WRITTEN REQUEST — Copy every line of the records below where the word "珠海市鼓励航运物流业发展实施办法" occurs.

Stored records:
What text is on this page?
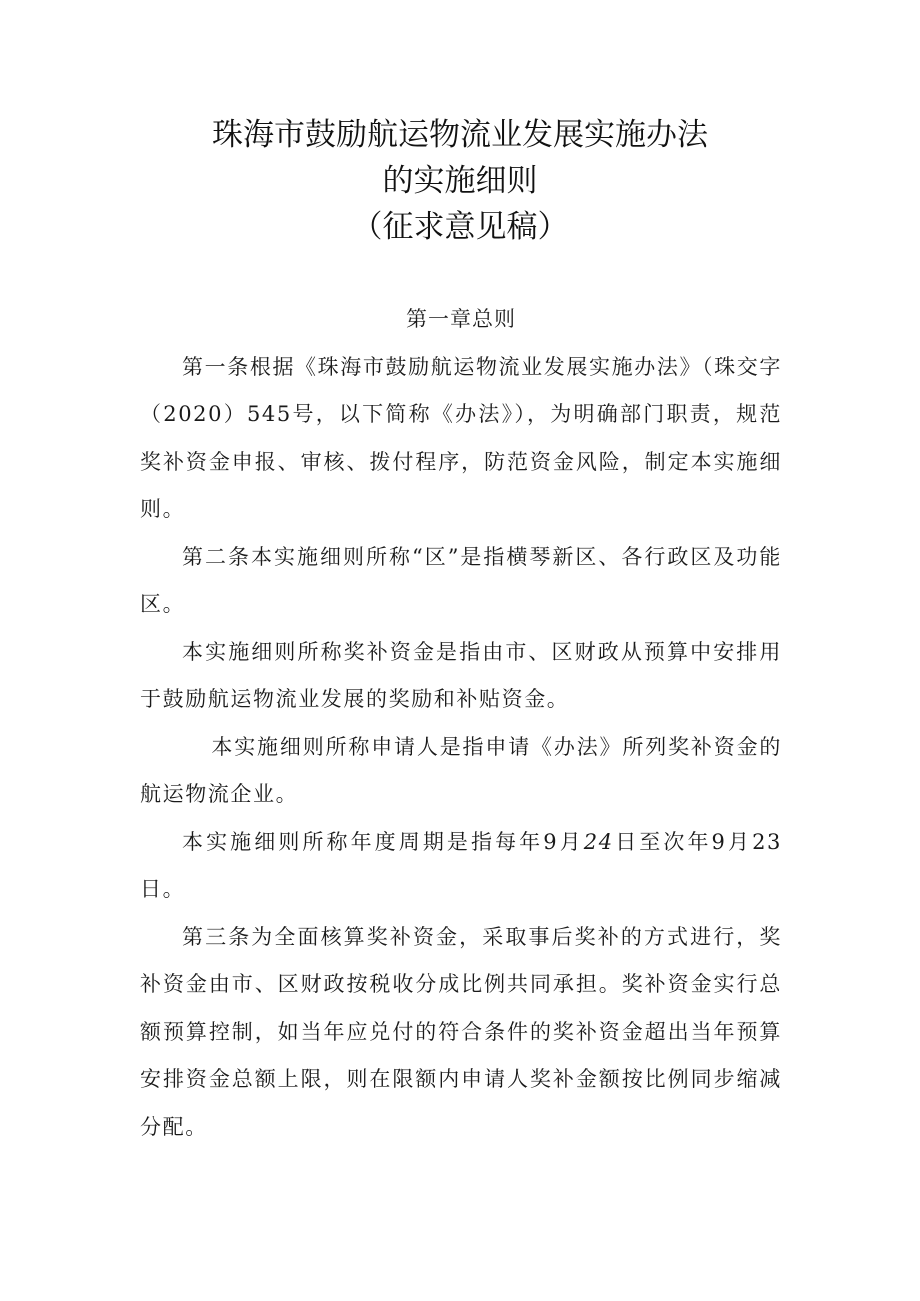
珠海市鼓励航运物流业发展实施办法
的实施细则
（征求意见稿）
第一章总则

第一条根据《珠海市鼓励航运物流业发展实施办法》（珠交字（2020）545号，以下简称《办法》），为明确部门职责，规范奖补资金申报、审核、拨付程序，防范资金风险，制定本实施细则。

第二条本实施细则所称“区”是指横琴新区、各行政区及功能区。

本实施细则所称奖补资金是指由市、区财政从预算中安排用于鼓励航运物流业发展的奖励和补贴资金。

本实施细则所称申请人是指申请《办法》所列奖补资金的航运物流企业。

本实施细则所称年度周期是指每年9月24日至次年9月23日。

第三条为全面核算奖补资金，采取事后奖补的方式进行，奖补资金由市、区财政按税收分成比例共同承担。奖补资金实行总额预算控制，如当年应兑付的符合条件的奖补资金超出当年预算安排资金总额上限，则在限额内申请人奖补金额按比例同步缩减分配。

EXERCISE ANSWER —
珠海市鼓励航运物流业发展实施办法
第一条根据《珠海市鼓励航运物流业发展实施办法》（珠交字（2020）545号，以下简称《办法》），为明确部门职责，规范奖补资金申报、审核、拨付程序，防范资金风险，制定本实施细则。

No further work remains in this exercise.